___ Input ___
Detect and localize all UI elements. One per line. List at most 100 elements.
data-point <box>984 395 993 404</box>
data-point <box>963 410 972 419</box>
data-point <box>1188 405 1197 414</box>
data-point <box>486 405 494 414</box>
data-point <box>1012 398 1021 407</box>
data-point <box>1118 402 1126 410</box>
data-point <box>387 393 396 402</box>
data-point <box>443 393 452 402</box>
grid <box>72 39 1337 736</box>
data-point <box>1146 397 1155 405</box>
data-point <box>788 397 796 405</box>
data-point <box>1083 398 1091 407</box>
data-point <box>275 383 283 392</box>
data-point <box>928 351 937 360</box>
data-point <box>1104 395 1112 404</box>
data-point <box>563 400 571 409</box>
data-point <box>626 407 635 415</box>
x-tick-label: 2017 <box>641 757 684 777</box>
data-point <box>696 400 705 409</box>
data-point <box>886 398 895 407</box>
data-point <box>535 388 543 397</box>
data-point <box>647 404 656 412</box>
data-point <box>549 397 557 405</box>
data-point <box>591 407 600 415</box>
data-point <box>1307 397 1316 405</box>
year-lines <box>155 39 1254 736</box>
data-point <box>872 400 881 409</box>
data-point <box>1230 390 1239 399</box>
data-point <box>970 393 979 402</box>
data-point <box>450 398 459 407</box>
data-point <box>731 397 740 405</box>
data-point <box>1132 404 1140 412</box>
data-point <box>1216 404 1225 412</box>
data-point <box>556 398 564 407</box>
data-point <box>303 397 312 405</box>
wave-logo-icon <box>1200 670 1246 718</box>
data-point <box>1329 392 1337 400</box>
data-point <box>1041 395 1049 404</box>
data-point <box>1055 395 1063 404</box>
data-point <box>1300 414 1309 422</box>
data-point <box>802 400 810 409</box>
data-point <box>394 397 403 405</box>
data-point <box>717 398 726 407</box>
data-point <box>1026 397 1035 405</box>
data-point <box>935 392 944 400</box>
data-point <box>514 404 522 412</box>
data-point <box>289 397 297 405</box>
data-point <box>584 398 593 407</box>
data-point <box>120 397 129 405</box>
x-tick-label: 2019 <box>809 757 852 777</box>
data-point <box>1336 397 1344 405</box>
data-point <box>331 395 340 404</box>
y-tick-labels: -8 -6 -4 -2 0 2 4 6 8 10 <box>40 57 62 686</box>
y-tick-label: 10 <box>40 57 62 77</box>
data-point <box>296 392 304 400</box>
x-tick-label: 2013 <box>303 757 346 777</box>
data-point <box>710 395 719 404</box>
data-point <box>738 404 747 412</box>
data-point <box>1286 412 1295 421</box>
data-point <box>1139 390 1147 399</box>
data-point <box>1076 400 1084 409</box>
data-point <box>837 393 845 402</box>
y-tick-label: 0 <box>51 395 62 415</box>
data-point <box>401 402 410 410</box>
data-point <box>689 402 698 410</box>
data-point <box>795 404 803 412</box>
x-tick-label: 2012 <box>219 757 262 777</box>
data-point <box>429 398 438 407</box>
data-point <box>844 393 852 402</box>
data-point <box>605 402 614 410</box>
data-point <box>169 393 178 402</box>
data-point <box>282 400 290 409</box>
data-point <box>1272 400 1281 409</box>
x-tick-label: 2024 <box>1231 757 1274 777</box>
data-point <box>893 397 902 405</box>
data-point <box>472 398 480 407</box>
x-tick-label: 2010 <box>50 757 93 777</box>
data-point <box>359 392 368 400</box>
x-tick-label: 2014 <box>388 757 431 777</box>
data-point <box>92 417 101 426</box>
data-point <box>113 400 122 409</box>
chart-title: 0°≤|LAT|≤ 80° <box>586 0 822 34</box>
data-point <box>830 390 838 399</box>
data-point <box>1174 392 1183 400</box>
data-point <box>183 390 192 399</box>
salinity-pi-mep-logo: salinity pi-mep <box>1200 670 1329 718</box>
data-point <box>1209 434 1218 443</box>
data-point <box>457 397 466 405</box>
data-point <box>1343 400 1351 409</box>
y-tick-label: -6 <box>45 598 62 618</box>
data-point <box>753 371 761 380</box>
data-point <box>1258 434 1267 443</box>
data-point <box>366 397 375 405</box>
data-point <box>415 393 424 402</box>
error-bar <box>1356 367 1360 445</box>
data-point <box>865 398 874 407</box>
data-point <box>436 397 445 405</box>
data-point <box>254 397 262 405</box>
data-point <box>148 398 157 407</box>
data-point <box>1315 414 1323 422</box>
___
Rewrite the data above with each "data-point" switched to "marker", and change nothing else.

Detect and localize all UI elements. One per line. List at most 100 elements.
marker <box>984 395 993 404</box>
marker <box>963 410 972 419</box>
marker <box>1188 405 1197 414</box>
marker <box>486 405 494 414</box>
marker <box>1012 398 1021 407</box>
marker <box>1118 402 1126 410</box>
marker <box>387 393 396 402</box>
marker <box>443 393 452 402</box>
grid <box>72 39 1337 736</box>
marker <box>1146 397 1155 405</box>
marker <box>788 397 796 405</box>
marker <box>1083 398 1091 407</box>
marker <box>275 383 283 392</box>
marker <box>928 351 937 360</box>
marker <box>1104 395 1112 404</box>
marker <box>563 400 571 409</box>
marker <box>626 407 635 415</box>
x-tick-label: 2017 <box>641 757 684 777</box>
marker <box>696 400 705 409</box>
marker <box>886 398 895 407</box>
marker <box>535 388 543 397</box>
marker <box>647 404 656 412</box>
marker <box>549 397 557 405</box>
marker <box>591 407 600 415</box>
marker <box>1307 397 1316 405</box>
year-lines <box>155 39 1254 736</box>
marker <box>872 400 881 409</box>
marker <box>1230 390 1239 399</box>
marker <box>970 393 979 402</box>
marker <box>450 398 459 407</box>
marker <box>731 397 740 405</box>
marker <box>1132 404 1140 412</box>
marker <box>1216 404 1225 412</box>
marker <box>556 398 564 407</box>
marker <box>303 397 312 405</box>
wave-logo-icon <box>1200 670 1246 718</box>
marker <box>1329 392 1337 400</box>
marker <box>1041 395 1049 404</box>
marker <box>1055 395 1063 404</box>
marker <box>1300 414 1309 422</box>
marker <box>802 400 810 409</box>
marker <box>394 397 403 405</box>
marker <box>717 398 726 407</box>
marker <box>1026 397 1035 405</box>
marker <box>935 392 944 400</box>
marker <box>514 404 522 412</box>
marker <box>289 397 297 405</box>
marker <box>584 398 593 407</box>
marker <box>120 397 129 405</box>
x-tick-label: 2019 <box>809 757 852 777</box>
marker <box>1336 397 1344 405</box>
marker <box>331 395 340 404</box>
y-tick-labels: -8 -6 -4 -2 0 2 4 6 8 10 <box>40 57 62 686</box>
y-tick-label: 10 <box>40 57 62 77</box>
marker <box>296 392 304 400</box>
x-tick-label: 2013 <box>303 757 346 777</box>
marker <box>710 395 719 404</box>
marker <box>738 404 747 412</box>
marker <box>1286 412 1295 421</box>
marker <box>1139 390 1147 399</box>
marker <box>1076 400 1084 409</box>
marker <box>837 393 845 402</box>
y-tick-label: 0 <box>51 395 62 415</box>
marker <box>401 402 410 410</box>
marker <box>689 402 698 410</box>
marker <box>795 404 803 412</box>
x-tick-label: 2012 <box>219 757 262 777</box>
marker <box>429 398 438 407</box>
marker <box>844 393 852 402</box>
marker <box>605 402 614 410</box>
marker <box>169 393 178 402</box>
marker <box>282 400 290 409</box>
marker <box>1272 400 1281 409</box>
x-tick-label: 2024 <box>1231 757 1274 777</box>
marker <box>893 397 902 405</box>
marker <box>472 398 480 407</box>
x-tick-label: 2010 <box>50 757 93 777</box>
marker <box>359 392 368 400</box>
x-tick-label: 2014 <box>388 757 431 777</box>
marker <box>92 417 101 426</box>
marker <box>113 400 122 409</box>
chart-title: 0°≤|LAT|≤ 80° <box>586 0 822 34</box>
marker <box>830 390 838 399</box>
marker <box>1174 392 1183 400</box>
marker <box>183 390 192 399</box>
salinity-pi-mep-logo: salinity pi-mep <box>1200 670 1329 718</box>
marker <box>1209 434 1218 443</box>
marker <box>457 397 466 405</box>
marker <box>1343 400 1351 409</box>
y-tick-label: -6 <box>45 598 62 618</box>
marker <box>753 371 761 380</box>
marker <box>1258 434 1267 443</box>
marker <box>366 397 375 405</box>
marker <box>415 393 424 402</box>
error-bar <box>1356 367 1360 445</box>
marker <box>865 398 874 407</box>
marker <box>436 397 445 405</box>
marker <box>254 397 262 405</box>
marker <box>148 398 157 407</box>
marker <box>1315 414 1323 422</box>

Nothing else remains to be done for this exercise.